>>>

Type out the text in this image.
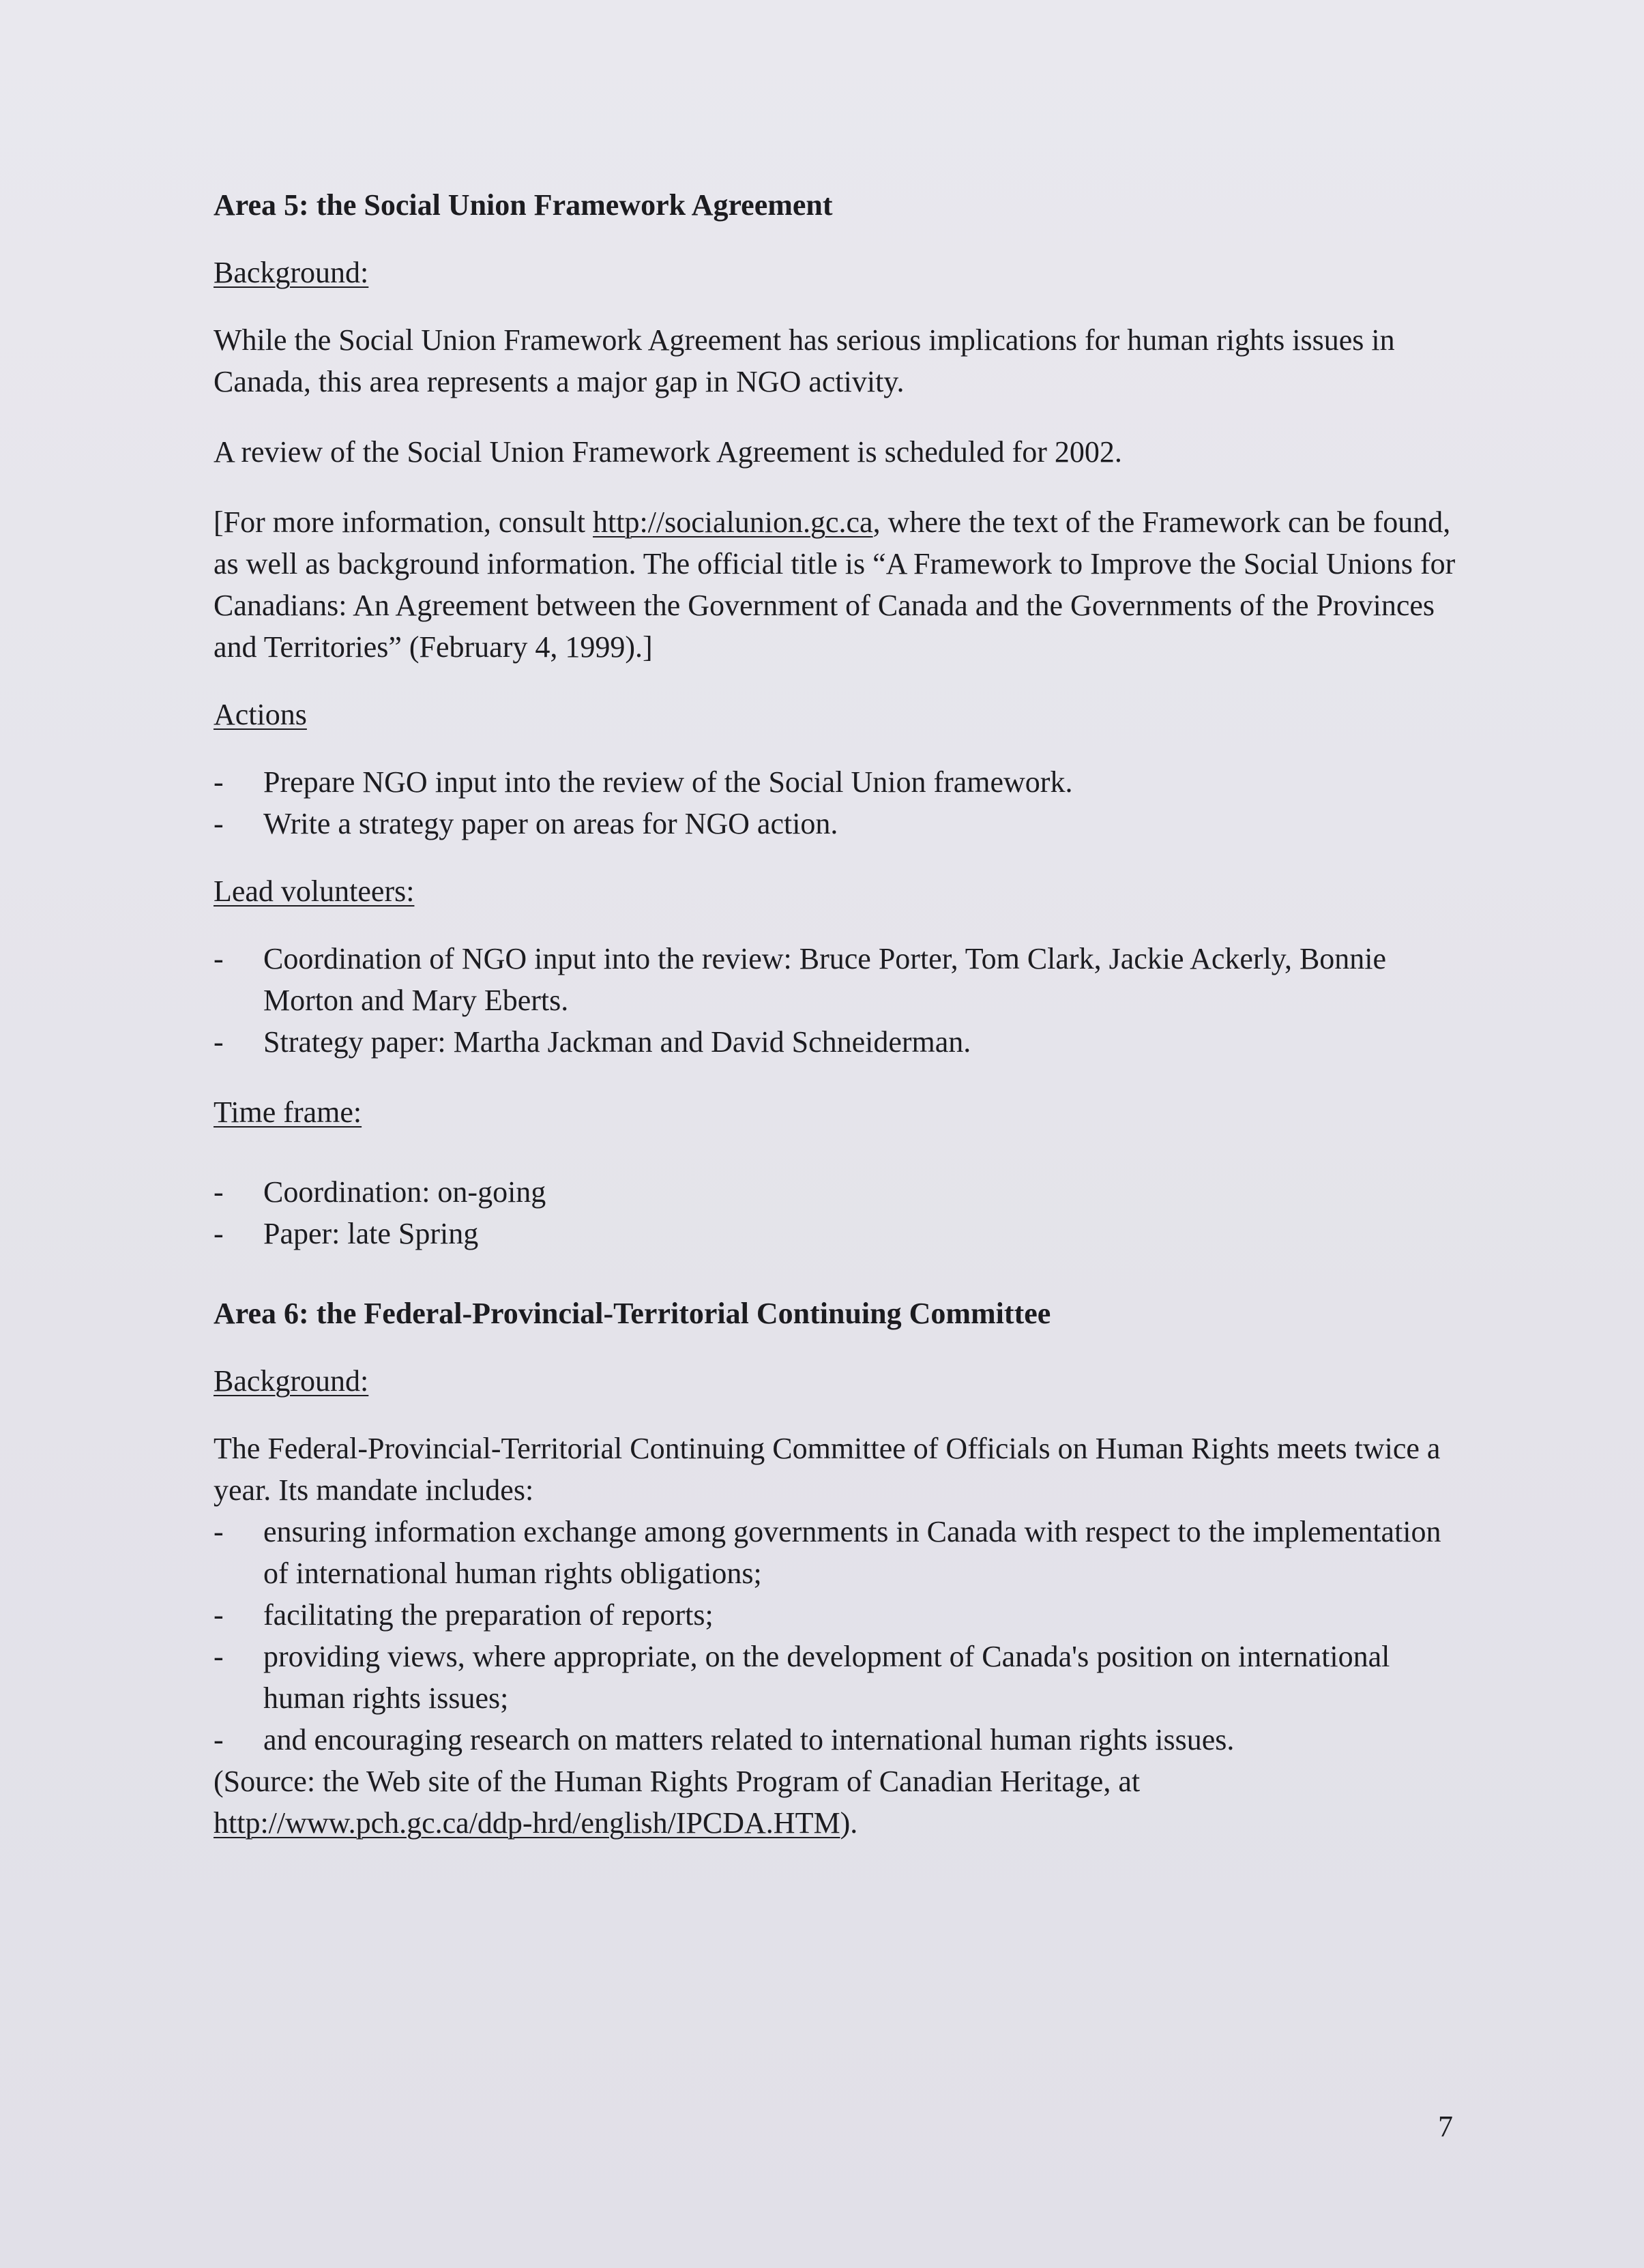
Area 5: the Social Union Framework Agreement

Background:

While the Social Union Framework Agreement has serious implications for human rights issues in Canada, this area represents a major gap in NGO activity.

A review of the Social Union Framework Agreement is scheduled for 2002.

[For more information, consult http://socialunion.gc.ca, where the text of the Framework can be found, as well as background information. The official title is “A Framework to Improve the Social Unions for Canadians: An Agreement between the Government of Canada and the Governments of the Provinces and Territories” (February 4, 1999).]

Actions

- Prepare NGO input into the review of the Social Union framework.
- Write a strategy paper on areas for NGO action.

Lead volunteers:

- Coordination of NGO input into the review: Bruce Porter, Tom Clark, Jackie Ackerly, Bonnie Morton and Mary Eberts.
- Strategy paper: Martha Jackman and David Schneiderman.

Time frame:

- Coordination: on-going
- Paper: late Spring

Area 6: the Federal-Provincial-Territorial Continuing Committee

Background:

The Federal-Provincial-Territorial Continuing Committee of Officials on Human Rights meets twice a year. Its mandate includes:

- ensuring information exchange among governments in Canada with respect to the implementation of international human rights obligations;
- facilitating the preparation of reports;
- providing views, where appropriate, on the development of Canada's position on international human rights issues;
- and encouraging research on matters related to international human rights issues.

(Source: the Web site of the Human Rights Program of Canadian Heritage, at
http://www.pch.gc.ca/ddp-hrd/english/IPCDA.HTM).

7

<<<

• [GOAL] Across the preceding material, how many lines contain the word "Coordination"? State the number alone.

• [RESULT FOR THIS TASK] 2